■ TASK INSTRUCTIONS ■
Search the material below for the string "screenshot" and list each line that holds it.

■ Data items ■
--------------------------------

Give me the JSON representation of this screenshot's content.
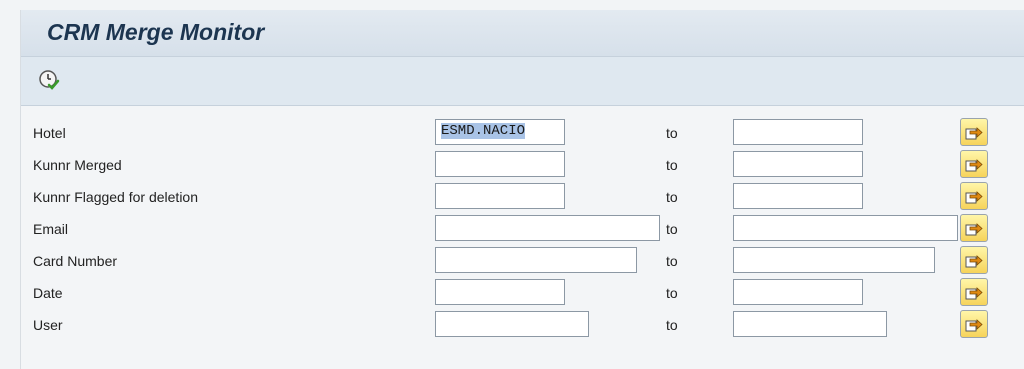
{
  "title": "CRM Merge Monitor",
  "toolbar": {
    "execute_icon": "execute-clock-icon"
  },
  "to_label": "to",
  "rows": [
    {
      "label": "Hotel",
      "from": "ESMD.NACIO",
      "to": "",
      "selected": true
    },
    {
      "label": "Kunnr Merged",
      "from": "",
      "to": ""
    },
    {
      "label": "Kunnr Flagged for deletion",
      "from": "",
      "to": ""
    },
    {
      "label": "Email",
      "from": "",
      "to": ""
    },
    {
      "label": "Card Number",
      "from": "",
      "to": ""
    },
    {
      "label": "Date",
      "from": "",
      "to": ""
    },
    {
      "label": "User",
      "from": "",
      "to": ""
    }
  ],
  "multiple_selection_icon": "multiple-selection-arrow-icon"
}
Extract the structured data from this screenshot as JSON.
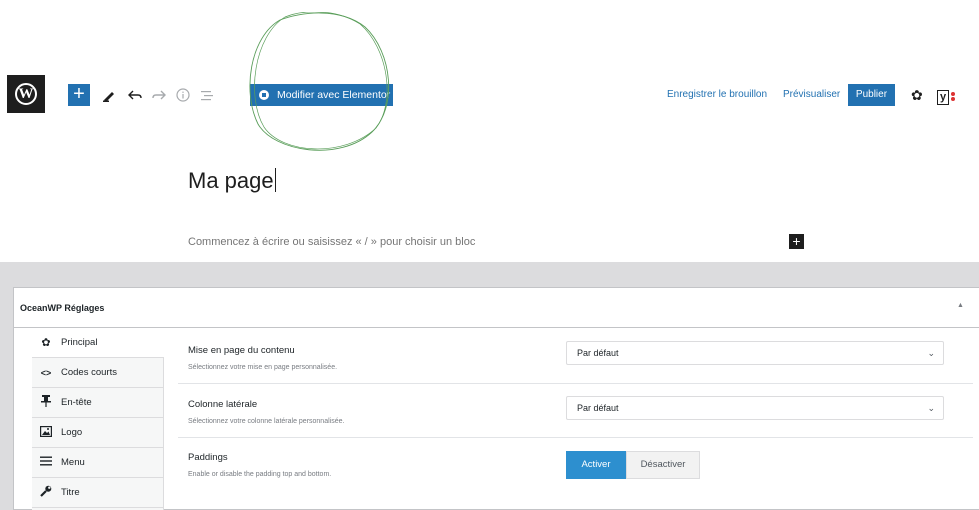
{
  "toolbar": {
    "add_label": "+",
    "elementor_label": "Modifier avec Elementor",
    "save_draft": "Enregistrer le brouillon",
    "preview": "Prévisualiser",
    "publish": "Publier",
    "icons": [
      "wordpress-logo",
      "add-block-icon",
      "pen-tool-icon",
      "undo-icon",
      "redo-icon",
      "info-icon",
      "list-view-icon",
      "gear-icon",
      "yoast-icon",
      "kebab-menu-icon"
    ]
  },
  "editor": {
    "title": "Ma page",
    "placeholder": "Commencez à écrire ou saisissez « / » pour choisir un bloc",
    "block_add": "+"
  },
  "panel": {
    "title": "OceanWP Réglages",
    "sidebar": [
      {
        "label": "Principal",
        "icon": "gear-icon",
        "active": true
      },
      {
        "label": "Codes courts",
        "icon": "code-icon"
      },
      {
        "label": "En-tête",
        "icon": "pin-icon"
      },
      {
        "label": "Logo",
        "icon": "image-icon"
      },
      {
        "label": "Menu",
        "icon": "menu-icon"
      },
      {
        "label": "Titre",
        "icon": "wrench-icon"
      }
    ],
    "settings": [
      {
        "label": "Mise en page du contenu",
        "desc": "Sélectionnez votre mise en page personnalisée.",
        "value": "Par défaut"
      },
      {
        "label": "Colonne latérale",
        "desc": "Sélectionnez votre colonne latérale personnalisée.",
        "value": "Par défaut"
      },
      {
        "label": "Paddings",
        "desc": "Enable or disable the padding top and bottom.",
        "on_label": "Activer",
        "off_label": "Désactiver"
      }
    ]
  },
  "colors": {
    "accent": "#2271b1",
    "toggle_active": "#2d8fcf"
  }
}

--------------------------------

■ EXERCISE SOLUTION ■
Give me the JSON representation of this screenshot's content.
Extract the structured data from this screenshot as JSON.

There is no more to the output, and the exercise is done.